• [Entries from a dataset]
··········

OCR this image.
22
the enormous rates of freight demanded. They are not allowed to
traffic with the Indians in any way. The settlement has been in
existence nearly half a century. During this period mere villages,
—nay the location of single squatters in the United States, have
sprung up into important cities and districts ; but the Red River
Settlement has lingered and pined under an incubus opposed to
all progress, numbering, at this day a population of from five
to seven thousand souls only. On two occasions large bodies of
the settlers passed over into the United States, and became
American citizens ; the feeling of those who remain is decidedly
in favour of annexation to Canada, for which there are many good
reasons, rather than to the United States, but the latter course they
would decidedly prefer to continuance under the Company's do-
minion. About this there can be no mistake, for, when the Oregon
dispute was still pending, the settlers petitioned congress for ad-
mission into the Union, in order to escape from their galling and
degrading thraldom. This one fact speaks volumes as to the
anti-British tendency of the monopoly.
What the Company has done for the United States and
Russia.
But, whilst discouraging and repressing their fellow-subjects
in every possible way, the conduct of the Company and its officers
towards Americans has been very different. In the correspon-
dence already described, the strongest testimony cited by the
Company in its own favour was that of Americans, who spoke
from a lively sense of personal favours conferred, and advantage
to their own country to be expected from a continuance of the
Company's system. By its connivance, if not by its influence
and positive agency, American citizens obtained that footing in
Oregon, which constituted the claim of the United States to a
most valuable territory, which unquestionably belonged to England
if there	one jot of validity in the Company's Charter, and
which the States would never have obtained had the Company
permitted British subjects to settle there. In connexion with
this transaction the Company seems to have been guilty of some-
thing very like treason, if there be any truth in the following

··········

• [TASK OBJECTIVE]
All of the entries must be quoted exactly; please include each one.

• [FULL RESPONSE]
OCR this image.
22
the enormous rates of freight demanded. They are not allowed to
traffic with the Indians in any way. The settlement has been in
existence nearly half a century. During this period mere villages,
—nay the location of single squatters in the United States, have
sprung up into important cities and districts ; but the Red River
Settlement has lingered and pined under an incubus opposed to
all progress, numbering, at this day a population of from five
to seven thousand souls only. On two occasions large bodies of
the settlers passed over into the United States, and became
American citizens ; the feeling of those who remain is decidedly
in favour of annexation to Canada, for which there are many good
reasons, rather than to the United States, but the latter course they
would decidedly prefer to continuance under the Company's do-
minion. About this there can be no mistake, for, when the Oregon
dispute was still pending, the settlers petitioned congress for ad-
mission into the Union, in order to escape from their galling and
degrading thraldom. This one fact speaks volumes as to the
anti-British tendency of the monopoly.
What the Company has done for the United States and
Russia.
But, whilst discouraging and repressing their fellow-subjects
in every possible way, the conduct of the Company and its officers
towards Americans has been very different. In the correspon-
dence already described, the strongest testimony cited by the
Company in its own favour was that of Americans, who spoke
from a lively sense of personal favours conferred, and advantage
to their own country to be expected from a continuance of the
Company's system. By its connivance, if not by its influence
and positive agency, American citizens obtained that footing in
Oregon, which constituted the claim of the United States to a
most valuable territory, which unquestionably belonged to England
if there	one jot of validity in the Company's Charter, and
which the States would never have obtained had the Company
permitted British subjects to settle there. In connexion with
this transaction the Company seems to have been guilty of some-
thing very like treason, if there be any truth in the following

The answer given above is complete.